* **ENTRIES PROVIDED**
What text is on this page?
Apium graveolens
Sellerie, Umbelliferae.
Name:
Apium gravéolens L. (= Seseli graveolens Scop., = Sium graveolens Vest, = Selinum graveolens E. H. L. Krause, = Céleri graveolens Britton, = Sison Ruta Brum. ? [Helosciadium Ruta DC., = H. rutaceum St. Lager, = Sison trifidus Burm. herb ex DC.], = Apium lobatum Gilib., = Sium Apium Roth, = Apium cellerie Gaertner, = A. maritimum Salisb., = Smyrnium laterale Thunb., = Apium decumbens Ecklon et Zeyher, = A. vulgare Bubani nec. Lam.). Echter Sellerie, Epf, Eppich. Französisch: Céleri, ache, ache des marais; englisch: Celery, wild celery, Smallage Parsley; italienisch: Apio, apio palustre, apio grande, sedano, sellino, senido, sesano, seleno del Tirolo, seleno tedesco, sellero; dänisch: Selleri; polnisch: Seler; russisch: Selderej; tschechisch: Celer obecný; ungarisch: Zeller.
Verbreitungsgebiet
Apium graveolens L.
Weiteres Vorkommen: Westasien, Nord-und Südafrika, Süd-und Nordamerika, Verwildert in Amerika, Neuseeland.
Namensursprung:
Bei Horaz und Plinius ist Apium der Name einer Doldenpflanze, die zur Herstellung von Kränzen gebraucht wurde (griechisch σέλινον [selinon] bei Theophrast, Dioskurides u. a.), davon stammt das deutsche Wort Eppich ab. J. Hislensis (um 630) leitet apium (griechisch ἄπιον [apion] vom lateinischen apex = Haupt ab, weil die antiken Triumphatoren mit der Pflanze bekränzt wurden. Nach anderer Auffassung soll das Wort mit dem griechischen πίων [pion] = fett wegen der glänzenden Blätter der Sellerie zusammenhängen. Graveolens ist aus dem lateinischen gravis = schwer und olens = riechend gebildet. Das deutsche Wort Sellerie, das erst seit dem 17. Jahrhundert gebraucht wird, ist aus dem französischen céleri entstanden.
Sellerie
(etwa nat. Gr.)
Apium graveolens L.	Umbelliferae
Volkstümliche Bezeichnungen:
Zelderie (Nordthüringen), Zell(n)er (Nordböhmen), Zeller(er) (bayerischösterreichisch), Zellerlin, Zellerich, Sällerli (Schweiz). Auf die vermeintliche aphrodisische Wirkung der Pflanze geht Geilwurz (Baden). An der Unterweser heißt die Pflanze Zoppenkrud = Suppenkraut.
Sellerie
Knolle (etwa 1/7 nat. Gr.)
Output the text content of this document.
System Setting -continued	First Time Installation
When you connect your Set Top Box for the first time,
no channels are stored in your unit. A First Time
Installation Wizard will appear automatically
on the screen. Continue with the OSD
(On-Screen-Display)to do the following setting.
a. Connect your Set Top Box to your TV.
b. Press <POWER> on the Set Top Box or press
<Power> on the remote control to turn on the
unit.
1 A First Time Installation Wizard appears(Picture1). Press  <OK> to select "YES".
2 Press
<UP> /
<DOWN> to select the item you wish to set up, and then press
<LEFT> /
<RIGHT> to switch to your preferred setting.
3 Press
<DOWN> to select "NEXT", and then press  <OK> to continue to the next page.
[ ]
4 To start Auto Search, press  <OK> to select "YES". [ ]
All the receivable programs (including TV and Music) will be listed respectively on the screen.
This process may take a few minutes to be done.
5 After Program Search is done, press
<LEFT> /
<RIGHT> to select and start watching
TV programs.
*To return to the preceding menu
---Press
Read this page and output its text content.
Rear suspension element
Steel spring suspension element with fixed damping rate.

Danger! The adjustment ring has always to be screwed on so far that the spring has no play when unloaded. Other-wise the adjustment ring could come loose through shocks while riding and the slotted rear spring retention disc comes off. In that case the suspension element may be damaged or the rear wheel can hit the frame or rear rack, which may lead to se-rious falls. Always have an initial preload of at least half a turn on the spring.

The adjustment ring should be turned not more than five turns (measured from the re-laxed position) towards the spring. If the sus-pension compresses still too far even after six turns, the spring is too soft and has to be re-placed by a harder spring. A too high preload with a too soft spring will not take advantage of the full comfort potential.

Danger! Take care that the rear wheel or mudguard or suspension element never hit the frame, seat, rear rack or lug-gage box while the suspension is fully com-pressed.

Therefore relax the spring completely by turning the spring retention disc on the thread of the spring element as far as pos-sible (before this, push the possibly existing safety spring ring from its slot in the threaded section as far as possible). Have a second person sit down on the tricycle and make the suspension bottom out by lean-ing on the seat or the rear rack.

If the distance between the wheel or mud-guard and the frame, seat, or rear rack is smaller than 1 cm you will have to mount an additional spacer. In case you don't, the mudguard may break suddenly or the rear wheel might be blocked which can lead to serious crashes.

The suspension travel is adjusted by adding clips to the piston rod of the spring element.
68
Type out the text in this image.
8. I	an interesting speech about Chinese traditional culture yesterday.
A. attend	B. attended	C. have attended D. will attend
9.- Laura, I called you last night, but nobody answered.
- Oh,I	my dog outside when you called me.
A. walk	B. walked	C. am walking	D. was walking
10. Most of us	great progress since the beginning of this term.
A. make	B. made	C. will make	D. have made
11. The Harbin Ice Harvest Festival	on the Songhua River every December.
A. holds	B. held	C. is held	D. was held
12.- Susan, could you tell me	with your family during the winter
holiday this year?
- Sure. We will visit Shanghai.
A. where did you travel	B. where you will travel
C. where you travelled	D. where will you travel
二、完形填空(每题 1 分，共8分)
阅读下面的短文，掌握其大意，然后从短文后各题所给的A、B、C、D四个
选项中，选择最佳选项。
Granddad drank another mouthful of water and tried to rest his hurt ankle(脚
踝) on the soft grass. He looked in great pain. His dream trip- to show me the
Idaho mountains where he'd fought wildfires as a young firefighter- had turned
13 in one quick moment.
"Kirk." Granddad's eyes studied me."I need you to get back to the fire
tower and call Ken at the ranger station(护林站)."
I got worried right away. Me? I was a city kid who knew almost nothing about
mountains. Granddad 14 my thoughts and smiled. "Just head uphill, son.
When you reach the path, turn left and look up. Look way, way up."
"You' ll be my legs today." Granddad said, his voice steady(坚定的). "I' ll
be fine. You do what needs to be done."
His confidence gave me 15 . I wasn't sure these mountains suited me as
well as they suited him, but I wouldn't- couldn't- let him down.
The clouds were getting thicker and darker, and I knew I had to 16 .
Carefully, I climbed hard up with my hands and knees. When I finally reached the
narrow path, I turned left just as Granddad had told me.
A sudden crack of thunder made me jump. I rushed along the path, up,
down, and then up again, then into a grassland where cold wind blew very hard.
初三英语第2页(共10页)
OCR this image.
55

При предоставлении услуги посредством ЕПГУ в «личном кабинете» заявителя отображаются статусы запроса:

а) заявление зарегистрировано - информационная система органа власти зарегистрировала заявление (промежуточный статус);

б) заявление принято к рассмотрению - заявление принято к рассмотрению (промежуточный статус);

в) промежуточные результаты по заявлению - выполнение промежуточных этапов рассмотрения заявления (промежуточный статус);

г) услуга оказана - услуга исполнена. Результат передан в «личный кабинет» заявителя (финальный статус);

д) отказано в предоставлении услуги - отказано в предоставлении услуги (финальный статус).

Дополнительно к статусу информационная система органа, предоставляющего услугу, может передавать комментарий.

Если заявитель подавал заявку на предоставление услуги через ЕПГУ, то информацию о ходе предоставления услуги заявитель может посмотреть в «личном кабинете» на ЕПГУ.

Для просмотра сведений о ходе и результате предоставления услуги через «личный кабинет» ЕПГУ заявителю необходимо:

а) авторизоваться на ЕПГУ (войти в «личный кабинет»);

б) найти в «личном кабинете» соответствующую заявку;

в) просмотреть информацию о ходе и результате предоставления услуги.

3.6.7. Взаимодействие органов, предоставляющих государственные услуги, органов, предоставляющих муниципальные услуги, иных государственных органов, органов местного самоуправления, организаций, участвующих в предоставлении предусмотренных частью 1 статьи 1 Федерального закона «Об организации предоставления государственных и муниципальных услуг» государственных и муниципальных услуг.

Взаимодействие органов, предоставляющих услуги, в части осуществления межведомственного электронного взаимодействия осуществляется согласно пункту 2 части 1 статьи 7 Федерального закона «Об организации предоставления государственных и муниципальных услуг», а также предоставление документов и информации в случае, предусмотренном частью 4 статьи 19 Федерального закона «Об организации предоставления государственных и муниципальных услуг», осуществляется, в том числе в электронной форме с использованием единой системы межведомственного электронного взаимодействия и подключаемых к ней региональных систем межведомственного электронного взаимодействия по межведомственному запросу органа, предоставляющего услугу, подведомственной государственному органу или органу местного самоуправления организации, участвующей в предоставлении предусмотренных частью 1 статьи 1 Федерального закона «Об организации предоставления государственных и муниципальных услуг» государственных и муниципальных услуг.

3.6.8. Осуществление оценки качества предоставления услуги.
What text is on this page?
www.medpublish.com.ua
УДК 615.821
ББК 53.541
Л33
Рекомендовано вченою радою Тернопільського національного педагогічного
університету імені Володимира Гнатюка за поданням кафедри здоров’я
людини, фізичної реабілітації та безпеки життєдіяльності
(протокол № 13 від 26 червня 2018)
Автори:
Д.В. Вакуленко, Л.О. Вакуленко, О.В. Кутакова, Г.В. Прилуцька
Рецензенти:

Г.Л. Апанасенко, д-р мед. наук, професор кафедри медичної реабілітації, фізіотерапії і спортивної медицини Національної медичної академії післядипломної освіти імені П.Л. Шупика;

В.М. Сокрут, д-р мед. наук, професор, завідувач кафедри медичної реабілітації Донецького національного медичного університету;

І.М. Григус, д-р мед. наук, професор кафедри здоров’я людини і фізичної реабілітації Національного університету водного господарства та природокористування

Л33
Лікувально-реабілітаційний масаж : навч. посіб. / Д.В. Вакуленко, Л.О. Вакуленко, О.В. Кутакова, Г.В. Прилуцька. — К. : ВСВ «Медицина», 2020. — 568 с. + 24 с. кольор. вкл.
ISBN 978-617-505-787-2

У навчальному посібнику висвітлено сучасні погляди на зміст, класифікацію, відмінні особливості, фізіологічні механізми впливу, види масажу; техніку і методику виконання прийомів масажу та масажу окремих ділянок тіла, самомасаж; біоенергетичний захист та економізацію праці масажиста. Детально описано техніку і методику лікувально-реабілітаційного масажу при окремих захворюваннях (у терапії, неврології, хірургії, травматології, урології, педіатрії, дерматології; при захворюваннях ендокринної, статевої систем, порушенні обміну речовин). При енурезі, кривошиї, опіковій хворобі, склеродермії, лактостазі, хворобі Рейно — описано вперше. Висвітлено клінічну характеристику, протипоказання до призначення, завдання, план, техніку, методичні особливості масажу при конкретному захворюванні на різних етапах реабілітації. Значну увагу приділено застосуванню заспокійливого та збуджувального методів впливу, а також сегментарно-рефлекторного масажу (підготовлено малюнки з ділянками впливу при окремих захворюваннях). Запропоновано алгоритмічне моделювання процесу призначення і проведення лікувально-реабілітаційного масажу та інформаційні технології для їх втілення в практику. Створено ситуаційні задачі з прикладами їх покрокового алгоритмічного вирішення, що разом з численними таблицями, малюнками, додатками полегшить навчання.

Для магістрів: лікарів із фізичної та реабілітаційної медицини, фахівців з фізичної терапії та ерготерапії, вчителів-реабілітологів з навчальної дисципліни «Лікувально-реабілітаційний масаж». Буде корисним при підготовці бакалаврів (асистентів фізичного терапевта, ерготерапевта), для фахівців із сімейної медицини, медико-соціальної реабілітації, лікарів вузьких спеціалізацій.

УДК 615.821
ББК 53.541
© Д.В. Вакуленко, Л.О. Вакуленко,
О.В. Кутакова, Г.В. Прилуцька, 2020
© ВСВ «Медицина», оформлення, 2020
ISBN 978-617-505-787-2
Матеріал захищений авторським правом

* **EXERCISE**
In the lines above, locate the string "імені". Copy every line where it occurs.

* **THE RESULT**
університету імені Володимира Гнатюка за поданням кафедри здоров’я
Г.Л. Апанасенко, д-р мед. наук, професор кафедри медичної реабілітації, фізіотерапії і спортивної медицини Національної медичної академії післядипломної освіти імені П.Л. Шупика;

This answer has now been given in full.